- _The request_: Work out how many lines of the data hold the string "Yakıt", and reply with that number alone.

Records contained in a dataset:
╭──
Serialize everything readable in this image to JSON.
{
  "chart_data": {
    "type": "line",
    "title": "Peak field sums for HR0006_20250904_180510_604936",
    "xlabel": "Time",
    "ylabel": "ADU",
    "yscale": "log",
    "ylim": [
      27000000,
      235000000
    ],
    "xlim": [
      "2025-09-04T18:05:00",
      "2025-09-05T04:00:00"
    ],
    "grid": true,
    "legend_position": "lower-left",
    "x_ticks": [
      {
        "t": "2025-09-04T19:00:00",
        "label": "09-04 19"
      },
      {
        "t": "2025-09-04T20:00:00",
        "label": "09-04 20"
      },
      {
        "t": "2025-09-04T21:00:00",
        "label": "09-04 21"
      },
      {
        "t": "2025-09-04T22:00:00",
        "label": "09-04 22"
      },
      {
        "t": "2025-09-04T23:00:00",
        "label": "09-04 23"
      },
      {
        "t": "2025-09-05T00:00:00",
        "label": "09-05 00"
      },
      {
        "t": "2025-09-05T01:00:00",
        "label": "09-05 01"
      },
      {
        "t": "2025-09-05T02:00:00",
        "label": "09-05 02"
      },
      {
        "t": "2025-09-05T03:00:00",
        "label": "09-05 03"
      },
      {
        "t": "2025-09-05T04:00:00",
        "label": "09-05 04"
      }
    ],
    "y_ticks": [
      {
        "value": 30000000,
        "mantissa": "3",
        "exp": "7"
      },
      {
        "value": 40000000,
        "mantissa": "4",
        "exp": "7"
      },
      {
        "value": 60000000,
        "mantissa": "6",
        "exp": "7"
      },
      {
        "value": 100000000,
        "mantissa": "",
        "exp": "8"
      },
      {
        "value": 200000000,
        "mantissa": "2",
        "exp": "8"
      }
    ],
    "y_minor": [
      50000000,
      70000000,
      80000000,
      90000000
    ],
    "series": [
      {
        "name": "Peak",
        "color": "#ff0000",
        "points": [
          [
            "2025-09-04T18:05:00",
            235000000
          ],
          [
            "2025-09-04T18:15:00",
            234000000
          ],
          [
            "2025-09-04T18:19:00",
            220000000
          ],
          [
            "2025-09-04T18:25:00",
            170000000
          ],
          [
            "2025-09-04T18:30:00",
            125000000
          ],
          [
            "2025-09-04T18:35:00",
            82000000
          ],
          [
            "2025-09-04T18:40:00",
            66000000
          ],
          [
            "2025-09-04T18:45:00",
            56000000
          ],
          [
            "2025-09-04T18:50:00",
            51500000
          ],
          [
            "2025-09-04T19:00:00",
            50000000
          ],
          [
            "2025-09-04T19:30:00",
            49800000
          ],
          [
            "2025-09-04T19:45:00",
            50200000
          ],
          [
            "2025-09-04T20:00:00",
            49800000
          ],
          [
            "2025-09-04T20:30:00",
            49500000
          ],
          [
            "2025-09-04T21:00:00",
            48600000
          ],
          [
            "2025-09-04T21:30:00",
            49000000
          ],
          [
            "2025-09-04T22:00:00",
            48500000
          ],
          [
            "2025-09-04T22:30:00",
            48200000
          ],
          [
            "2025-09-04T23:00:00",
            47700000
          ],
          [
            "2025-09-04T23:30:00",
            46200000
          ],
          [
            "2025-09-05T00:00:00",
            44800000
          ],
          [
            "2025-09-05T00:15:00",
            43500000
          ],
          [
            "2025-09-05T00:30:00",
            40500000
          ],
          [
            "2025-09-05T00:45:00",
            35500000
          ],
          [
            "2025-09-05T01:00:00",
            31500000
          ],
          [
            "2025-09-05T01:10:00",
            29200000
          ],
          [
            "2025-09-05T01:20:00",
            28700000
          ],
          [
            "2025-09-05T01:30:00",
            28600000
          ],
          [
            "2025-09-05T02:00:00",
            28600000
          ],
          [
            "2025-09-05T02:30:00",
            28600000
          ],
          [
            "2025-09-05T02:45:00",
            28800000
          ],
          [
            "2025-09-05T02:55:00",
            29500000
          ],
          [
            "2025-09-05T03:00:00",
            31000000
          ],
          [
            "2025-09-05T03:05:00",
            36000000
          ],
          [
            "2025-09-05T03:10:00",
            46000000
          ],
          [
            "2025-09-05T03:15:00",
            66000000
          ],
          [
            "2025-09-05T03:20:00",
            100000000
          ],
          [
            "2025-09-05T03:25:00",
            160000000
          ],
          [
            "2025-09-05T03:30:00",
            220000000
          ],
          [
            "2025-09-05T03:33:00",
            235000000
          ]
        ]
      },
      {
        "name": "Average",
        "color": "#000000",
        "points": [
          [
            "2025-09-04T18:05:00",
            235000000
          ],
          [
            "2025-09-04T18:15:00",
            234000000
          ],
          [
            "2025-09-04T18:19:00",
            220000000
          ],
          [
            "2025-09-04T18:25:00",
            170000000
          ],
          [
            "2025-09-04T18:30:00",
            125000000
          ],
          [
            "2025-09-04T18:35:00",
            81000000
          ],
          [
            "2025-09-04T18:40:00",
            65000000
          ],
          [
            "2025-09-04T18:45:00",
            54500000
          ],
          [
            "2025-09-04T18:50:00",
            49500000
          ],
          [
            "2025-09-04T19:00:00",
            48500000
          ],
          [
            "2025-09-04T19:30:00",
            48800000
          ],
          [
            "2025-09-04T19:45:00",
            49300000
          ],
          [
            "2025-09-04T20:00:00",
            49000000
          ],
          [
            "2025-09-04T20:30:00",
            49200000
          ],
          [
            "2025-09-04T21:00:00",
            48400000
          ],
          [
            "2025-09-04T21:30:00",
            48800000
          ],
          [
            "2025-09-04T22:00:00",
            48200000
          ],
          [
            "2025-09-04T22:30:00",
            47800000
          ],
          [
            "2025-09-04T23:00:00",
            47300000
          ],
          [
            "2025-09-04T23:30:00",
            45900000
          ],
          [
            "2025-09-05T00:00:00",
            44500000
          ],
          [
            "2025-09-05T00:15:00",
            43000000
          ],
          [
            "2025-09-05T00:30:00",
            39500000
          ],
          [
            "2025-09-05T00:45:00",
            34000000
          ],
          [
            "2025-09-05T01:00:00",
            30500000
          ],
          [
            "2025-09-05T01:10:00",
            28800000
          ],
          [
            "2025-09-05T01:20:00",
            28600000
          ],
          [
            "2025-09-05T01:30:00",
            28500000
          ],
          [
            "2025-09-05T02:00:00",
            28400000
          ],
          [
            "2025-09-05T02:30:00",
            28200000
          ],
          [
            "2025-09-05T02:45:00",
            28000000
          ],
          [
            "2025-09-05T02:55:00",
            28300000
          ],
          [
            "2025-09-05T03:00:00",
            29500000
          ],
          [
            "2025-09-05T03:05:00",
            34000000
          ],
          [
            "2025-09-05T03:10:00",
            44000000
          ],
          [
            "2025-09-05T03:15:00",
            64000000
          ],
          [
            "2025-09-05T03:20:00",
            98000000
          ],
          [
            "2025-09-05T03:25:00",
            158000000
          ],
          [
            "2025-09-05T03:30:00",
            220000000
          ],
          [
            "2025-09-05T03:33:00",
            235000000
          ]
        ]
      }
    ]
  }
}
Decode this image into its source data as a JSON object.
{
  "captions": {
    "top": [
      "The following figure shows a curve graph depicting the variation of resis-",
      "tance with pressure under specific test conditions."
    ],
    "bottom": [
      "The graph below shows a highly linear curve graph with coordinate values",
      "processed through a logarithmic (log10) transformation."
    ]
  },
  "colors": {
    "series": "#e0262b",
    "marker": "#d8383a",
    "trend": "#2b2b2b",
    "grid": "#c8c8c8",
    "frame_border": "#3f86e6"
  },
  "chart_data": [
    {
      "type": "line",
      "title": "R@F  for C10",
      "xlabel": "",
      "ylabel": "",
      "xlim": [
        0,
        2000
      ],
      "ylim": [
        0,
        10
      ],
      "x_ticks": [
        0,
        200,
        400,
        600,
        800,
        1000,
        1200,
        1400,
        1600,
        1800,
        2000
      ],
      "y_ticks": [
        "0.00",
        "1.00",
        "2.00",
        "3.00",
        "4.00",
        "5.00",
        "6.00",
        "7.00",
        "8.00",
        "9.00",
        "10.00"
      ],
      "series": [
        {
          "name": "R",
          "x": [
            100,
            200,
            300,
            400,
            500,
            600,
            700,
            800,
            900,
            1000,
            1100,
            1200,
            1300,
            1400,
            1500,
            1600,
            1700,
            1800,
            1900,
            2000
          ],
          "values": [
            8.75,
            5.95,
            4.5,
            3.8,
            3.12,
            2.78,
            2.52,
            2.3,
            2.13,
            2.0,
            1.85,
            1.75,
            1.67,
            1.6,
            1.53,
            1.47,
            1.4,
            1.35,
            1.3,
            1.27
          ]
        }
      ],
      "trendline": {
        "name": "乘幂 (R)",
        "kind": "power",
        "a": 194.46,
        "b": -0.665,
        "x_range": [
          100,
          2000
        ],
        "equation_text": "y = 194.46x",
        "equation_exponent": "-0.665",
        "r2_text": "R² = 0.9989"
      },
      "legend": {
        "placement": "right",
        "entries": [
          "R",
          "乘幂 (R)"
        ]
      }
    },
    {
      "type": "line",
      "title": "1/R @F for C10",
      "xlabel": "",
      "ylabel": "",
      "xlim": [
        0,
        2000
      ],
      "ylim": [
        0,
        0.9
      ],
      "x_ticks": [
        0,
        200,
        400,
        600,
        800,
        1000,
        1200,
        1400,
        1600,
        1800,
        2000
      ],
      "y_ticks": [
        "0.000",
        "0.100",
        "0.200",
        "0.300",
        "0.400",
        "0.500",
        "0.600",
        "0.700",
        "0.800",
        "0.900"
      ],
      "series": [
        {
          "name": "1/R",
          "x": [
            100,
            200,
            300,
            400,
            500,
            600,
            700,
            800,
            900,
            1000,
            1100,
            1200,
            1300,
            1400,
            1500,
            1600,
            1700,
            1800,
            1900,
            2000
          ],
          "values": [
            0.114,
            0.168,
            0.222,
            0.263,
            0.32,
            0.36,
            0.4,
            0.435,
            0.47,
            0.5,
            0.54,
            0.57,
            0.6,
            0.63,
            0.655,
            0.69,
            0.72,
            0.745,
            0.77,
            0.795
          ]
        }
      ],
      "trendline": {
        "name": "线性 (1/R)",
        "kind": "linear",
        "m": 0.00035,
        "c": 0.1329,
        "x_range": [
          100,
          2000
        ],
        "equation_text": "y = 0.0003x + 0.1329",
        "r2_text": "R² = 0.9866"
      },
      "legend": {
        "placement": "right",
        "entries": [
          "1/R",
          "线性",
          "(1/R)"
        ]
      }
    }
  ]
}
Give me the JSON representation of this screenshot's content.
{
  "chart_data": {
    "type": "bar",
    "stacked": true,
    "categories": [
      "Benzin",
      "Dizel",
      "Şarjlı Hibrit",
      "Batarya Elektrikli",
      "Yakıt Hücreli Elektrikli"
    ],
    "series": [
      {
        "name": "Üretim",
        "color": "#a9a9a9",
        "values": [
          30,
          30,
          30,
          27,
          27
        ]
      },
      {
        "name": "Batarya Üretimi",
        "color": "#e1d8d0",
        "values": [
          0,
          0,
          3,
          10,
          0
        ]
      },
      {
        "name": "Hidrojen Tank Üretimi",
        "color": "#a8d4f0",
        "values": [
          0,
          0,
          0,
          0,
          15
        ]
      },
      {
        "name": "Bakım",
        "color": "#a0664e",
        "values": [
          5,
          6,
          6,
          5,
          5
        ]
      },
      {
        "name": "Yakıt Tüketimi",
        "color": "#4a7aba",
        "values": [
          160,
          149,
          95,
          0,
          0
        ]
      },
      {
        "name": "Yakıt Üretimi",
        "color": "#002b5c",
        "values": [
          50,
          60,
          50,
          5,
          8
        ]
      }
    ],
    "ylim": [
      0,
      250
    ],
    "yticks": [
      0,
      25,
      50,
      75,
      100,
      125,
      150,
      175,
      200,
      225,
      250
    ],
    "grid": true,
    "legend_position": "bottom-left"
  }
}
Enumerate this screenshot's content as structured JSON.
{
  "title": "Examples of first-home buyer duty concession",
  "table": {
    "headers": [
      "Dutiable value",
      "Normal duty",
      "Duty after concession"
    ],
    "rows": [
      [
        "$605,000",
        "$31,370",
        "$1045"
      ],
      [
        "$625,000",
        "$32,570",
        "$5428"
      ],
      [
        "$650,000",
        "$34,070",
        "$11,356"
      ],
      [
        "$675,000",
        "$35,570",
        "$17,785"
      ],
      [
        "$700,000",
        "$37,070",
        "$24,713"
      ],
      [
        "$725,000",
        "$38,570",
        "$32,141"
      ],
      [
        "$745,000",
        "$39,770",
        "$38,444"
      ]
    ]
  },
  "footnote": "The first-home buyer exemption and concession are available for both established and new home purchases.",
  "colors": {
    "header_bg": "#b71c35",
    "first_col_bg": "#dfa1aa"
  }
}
╰──
- _Final answer_: 3